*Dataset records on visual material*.
[start]

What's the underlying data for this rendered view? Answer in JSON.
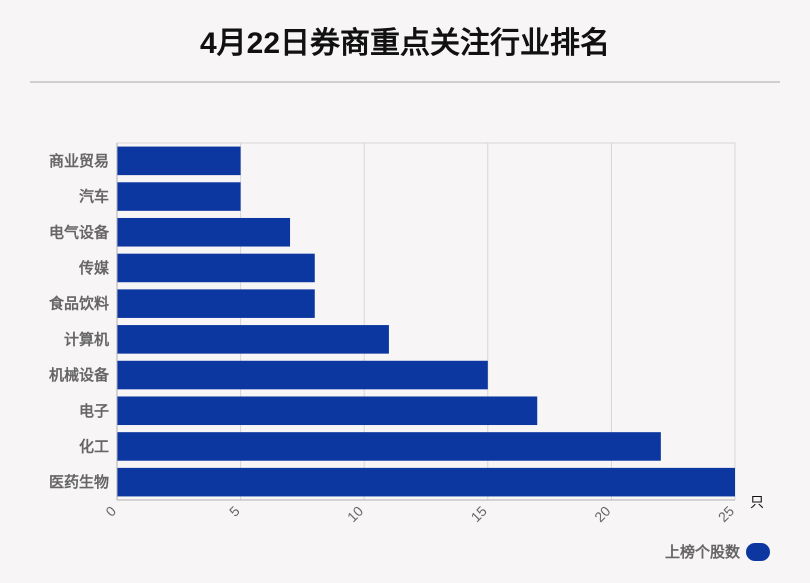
{
  "chart_data": {
    "type": "bar",
    "orientation": "horizontal",
    "title": "4月22日券商重点关注行业排名",
    "categories": [
      "商业贸易",
      "汽车",
      "电气设备",
      "传媒",
      "食品饮料",
      "计算机",
      "机械设备",
      "电子",
      "化工",
      "医药生物"
    ],
    "series": [
      {
        "name": "上榜个股数",
        "values": [
          5,
          5,
          7,
          8,
          8,
          11,
          15,
          17,
          22,
          25
        ]
      }
    ],
    "xlim": [
      0,
      25
    ],
    "xticks": [
      0,
      5,
      10,
      15,
      20,
      25
    ],
    "xunit": "只",
    "grid": true,
    "legend_position": "bottom-right",
    "colors": {
      "bar": "#0c36a0",
      "grid": "#d6d6d6",
      "axis": "#b0b0b0"
    }
  }
}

[end]

*WORK INSTRUCTIONS*. Without including any picture, repeat the data exactly.

*THE RESPONSE*.
What's the underlying data for this rendered view? Answer in JSON.
{
  "chart_data": {
    "type": "bar",
    "orientation": "horizontal",
    "title": "4月22日券商重点关注行业排名",
    "categories": [
      "商业贸易",
      "汽车",
      "电气设备",
      "传媒",
      "食品饮料",
      "计算机",
      "机械设备",
      "电子",
      "化工",
      "医药生物"
    ],
    "series": [
      {
        "name": "上榜个股数",
        "values": [
          5,
          5,
          7,
          8,
          8,
          11,
          15,
          17,
          22,
          25
        ]
      }
    ],
    "xlim": [
      0,
      25
    ],
    "xticks": [
      0,
      5,
      10,
      15,
      20,
      25
    ],
    "xunit": "只",
    "grid": true,
    "legend_position": "bottom-right",
    "colors": {
      "bar": "#0c36a0",
      "grid": "#d6d6d6",
      "axis": "#b0b0b0"
    }
  }
}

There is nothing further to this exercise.